>> start DATASET RECORDS

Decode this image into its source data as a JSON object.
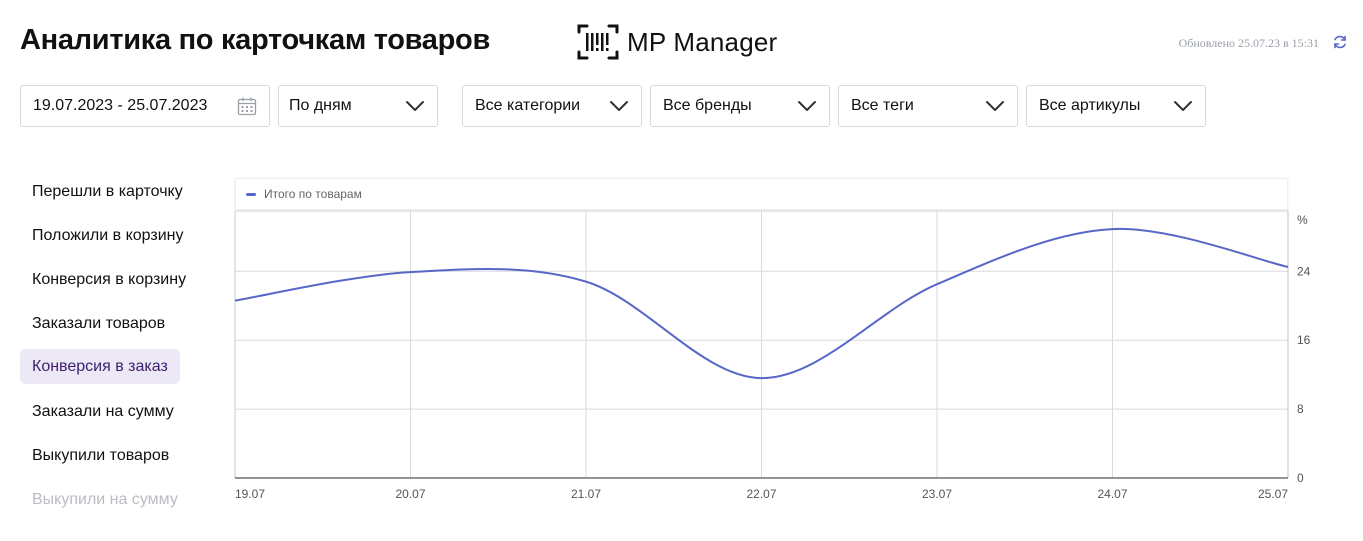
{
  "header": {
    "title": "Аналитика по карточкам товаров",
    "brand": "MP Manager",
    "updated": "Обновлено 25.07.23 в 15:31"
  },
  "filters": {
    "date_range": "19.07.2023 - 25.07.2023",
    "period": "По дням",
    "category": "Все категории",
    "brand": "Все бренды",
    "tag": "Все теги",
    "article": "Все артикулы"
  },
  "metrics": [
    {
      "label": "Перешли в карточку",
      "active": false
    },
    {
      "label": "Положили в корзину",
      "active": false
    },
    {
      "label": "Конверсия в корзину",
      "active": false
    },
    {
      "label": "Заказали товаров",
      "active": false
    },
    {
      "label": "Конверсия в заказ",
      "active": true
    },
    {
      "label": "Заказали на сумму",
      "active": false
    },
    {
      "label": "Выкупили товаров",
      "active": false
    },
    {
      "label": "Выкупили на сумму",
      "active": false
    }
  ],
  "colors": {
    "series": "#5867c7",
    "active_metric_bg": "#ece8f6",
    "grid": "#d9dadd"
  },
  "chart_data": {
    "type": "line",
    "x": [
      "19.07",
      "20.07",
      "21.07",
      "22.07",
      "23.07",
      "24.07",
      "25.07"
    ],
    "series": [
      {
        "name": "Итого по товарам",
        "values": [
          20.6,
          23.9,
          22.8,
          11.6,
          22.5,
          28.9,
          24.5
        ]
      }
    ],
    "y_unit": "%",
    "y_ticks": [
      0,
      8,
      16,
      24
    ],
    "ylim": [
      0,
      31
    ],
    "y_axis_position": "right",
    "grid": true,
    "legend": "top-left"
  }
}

>> end DATASET RECORDS
>> start DATASET RECORDS

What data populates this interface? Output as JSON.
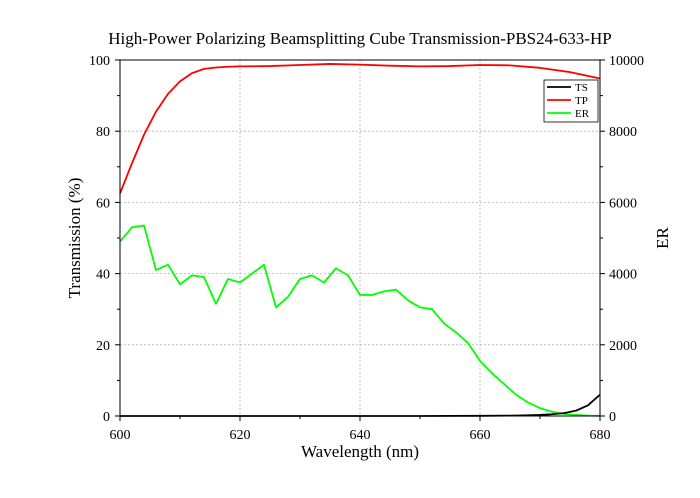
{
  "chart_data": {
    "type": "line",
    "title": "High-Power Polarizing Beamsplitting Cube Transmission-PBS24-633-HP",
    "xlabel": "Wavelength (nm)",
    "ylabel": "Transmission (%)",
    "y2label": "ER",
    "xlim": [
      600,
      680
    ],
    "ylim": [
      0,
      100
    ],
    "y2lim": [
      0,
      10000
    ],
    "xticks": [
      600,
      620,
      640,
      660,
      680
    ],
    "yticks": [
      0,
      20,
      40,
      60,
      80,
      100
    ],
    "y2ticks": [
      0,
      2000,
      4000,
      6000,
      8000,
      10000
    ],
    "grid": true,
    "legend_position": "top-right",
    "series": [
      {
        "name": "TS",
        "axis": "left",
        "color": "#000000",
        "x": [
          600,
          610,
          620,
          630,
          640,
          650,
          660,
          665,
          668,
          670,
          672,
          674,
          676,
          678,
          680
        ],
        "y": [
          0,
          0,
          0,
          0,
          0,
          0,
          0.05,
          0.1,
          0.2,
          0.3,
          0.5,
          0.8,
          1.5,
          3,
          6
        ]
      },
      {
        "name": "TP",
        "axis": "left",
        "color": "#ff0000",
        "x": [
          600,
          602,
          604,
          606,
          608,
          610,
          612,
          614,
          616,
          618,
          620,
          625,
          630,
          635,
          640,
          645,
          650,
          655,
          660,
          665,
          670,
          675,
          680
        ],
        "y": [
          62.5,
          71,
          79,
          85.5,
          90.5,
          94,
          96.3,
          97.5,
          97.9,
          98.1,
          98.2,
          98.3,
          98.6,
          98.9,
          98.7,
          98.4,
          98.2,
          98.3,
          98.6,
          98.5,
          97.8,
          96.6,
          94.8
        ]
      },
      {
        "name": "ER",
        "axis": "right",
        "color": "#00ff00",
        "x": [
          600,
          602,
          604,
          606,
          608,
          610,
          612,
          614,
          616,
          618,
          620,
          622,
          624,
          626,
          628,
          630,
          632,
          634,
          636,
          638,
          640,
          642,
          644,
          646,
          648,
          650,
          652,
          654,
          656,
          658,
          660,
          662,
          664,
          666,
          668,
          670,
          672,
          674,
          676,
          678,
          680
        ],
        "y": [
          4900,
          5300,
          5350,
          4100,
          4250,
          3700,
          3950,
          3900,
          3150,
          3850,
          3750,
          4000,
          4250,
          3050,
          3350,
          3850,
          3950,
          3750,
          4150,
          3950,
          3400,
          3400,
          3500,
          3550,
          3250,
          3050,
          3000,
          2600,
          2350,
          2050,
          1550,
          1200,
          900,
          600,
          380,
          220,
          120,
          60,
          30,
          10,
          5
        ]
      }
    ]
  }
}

>> end DATASET RECORDS
>> start DATASET RECORDS

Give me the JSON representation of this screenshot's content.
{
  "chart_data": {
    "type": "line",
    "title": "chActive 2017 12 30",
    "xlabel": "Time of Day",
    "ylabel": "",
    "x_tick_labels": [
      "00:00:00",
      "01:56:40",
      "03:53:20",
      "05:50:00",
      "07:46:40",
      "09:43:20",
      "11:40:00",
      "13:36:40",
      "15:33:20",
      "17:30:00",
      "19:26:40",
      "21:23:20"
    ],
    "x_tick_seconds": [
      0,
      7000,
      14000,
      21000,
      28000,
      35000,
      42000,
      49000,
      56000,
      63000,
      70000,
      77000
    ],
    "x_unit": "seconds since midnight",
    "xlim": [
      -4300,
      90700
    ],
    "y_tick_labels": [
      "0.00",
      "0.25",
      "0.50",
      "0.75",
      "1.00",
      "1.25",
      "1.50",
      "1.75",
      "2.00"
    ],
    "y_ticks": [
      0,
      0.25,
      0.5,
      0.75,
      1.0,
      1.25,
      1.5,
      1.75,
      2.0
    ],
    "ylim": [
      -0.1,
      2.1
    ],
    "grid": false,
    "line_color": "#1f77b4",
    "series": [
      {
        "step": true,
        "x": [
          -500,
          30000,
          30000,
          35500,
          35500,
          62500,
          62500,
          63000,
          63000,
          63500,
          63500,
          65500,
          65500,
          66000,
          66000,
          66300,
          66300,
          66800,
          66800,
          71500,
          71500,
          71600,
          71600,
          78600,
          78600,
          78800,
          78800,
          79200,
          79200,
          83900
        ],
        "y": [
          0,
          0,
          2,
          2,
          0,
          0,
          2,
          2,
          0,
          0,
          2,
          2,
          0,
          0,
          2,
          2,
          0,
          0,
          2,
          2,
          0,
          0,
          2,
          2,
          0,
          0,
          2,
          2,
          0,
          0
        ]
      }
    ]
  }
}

>> end DATASET RECORDS

_YOUR OBJECTIVE_:
From the data above, show each line that contains "grid".

_PROBLEM SOLUTION_:
    "grid": "#d9dadd"
    "grid": true,
    "grid": true,
    "grid": false,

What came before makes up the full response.